### GIVEN REQUEST
Reproduce every entry below precisely. Pictures are excluded from the copy.

Records from a collection
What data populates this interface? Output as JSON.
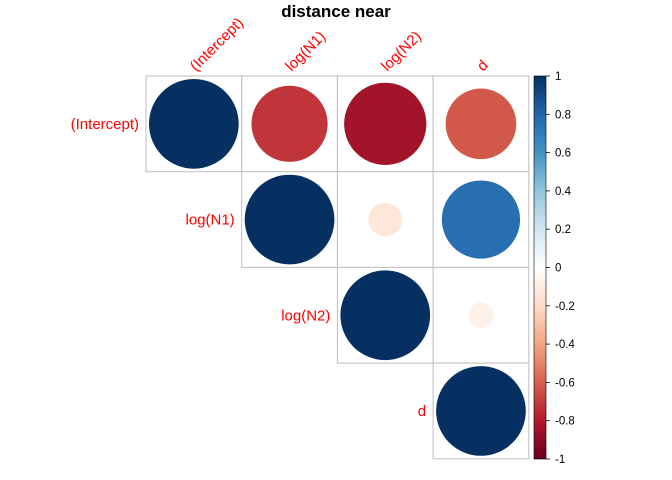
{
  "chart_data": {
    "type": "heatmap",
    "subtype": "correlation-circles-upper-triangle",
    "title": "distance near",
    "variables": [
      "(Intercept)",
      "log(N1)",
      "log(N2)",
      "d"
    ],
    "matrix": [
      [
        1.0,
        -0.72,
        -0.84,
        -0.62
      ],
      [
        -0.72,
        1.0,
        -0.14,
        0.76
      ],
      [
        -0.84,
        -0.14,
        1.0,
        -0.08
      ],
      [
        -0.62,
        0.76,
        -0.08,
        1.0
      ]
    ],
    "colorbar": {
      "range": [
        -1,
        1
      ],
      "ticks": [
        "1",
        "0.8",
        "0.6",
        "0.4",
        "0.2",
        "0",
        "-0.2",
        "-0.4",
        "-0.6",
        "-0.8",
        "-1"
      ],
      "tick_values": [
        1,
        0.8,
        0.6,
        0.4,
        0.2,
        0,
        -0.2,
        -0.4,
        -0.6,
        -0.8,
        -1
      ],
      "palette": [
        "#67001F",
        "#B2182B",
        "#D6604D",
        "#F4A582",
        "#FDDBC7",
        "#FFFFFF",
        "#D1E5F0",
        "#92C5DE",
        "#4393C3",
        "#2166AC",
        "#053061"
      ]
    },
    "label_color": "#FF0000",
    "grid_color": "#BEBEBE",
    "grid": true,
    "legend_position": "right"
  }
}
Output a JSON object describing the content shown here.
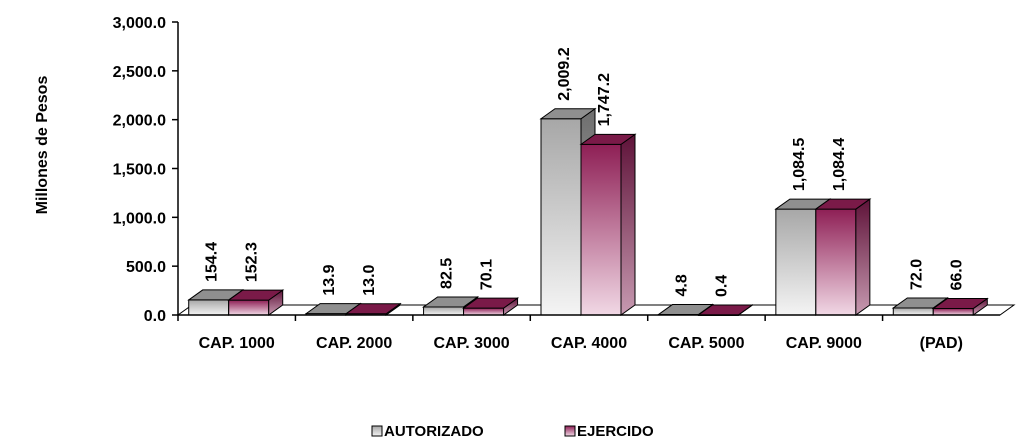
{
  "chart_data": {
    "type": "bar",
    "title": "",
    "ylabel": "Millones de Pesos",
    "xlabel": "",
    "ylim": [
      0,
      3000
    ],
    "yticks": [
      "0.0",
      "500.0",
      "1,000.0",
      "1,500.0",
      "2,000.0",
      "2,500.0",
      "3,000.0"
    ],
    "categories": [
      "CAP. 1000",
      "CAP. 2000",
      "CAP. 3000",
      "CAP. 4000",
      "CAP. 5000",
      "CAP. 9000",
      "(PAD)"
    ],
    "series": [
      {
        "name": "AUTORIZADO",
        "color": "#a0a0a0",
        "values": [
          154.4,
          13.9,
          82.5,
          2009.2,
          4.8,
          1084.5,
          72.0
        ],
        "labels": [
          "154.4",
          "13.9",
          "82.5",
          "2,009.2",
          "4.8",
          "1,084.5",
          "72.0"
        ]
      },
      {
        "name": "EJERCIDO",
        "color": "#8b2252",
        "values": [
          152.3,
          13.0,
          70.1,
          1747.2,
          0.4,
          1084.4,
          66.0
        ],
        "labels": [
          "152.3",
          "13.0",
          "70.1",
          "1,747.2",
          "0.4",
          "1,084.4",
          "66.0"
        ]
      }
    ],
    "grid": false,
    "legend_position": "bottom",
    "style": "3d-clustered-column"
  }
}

### ANSWER TO THIS EXERCISE
What data populates this interface? Output as JSON.
{
  "chart_data": {
    "type": "heatmap",
    "subtype": "correlation-circles-upper-triangle",
    "title": "distance near",
    "variables": [
      "(Intercept)",
      "log(N1)",
      "log(N2)",
      "d"
    ],
    "matrix": [
      [
        1.0,
        -0.72,
        -0.84,
        -0.62
      ],
      [
        -0.72,
        1.0,
        -0.14,
        0.76
      ],
      [
        -0.84,
        -0.14,
        1.0,
        -0.08
      ],
      [
        -0.62,
        0.76,
        -0.08,
        1.0
      ]
    ],
    "colorbar": {
      "range": [
        -1,
        1
      ],
      "ticks": [
        "1",
        "0.8",
        "0.6",
        "0.4",
        "0.2",
        "0",
        "-0.2",
        "-0.4",
        "-0.6",
        "-0.8",
        "-1"
      ],
      "tick_values": [
        1,
        0.8,
        0.6,
        0.4,
        0.2,
        0,
        -0.2,
        -0.4,
        -0.6,
        -0.8,
        -1
      ],
      "palette": [
        "#67001F",
        "#B2182B",
        "#D6604D",
        "#F4A582",
        "#FDDBC7",
        "#FFFFFF",
        "#D1E5F0",
        "#92C5DE",
        "#4393C3",
        "#2166AC",
        "#053061"
      ]
    },
    "label_color": "#FF0000",
    "grid_color": "#BEBEBE",
    "grid": true,
    "legend_position": "right"
  }
}
Output a JSON object describing the content shown here.
{
  "chart_data": {
    "type": "bar",
    "title": "",
    "ylabel": "Millones de Pesos",
    "xlabel": "",
    "ylim": [
      0,
      3000
    ],
    "yticks": [
      "0.0",
      "500.0",
      "1,000.0",
      "1,500.0",
      "2,000.0",
      "2,500.0",
      "3,000.0"
    ],
    "categories": [
      "CAP. 1000",
      "CAP. 2000",
      "CAP. 3000",
      "CAP. 4000",
      "CAP. 5000",
      "CAP. 9000",
      "(PAD)"
    ],
    "series": [
      {
        "name": "AUTORIZADO",
        "color": "#a0a0a0",
        "values": [
          154.4,
          13.9,
          82.5,
          2009.2,
          4.8,
          1084.5,
          72.0
        ],
        "labels": [
          "154.4",
          "13.9",
          "82.5",
          "2,009.2",
          "4.8",
          "1,084.5",
          "72.0"
        ]
      },
      {
        "name": "EJERCIDO",
        "color": "#8b2252",
        "values": [
          152.3,
          13.0,
          70.1,
          1747.2,
          0.4,
          1084.4,
          66.0
        ],
        "labels": [
          "152.3",
          "13.0",
          "70.1",
          "1,747.2",
          "0.4",
          "1,084.4",
          "66.0"
        ]
      }
    ],
    "grid": false,
    "legend_position": "bottom",
    "style": "3d-clustered-column"
  }
}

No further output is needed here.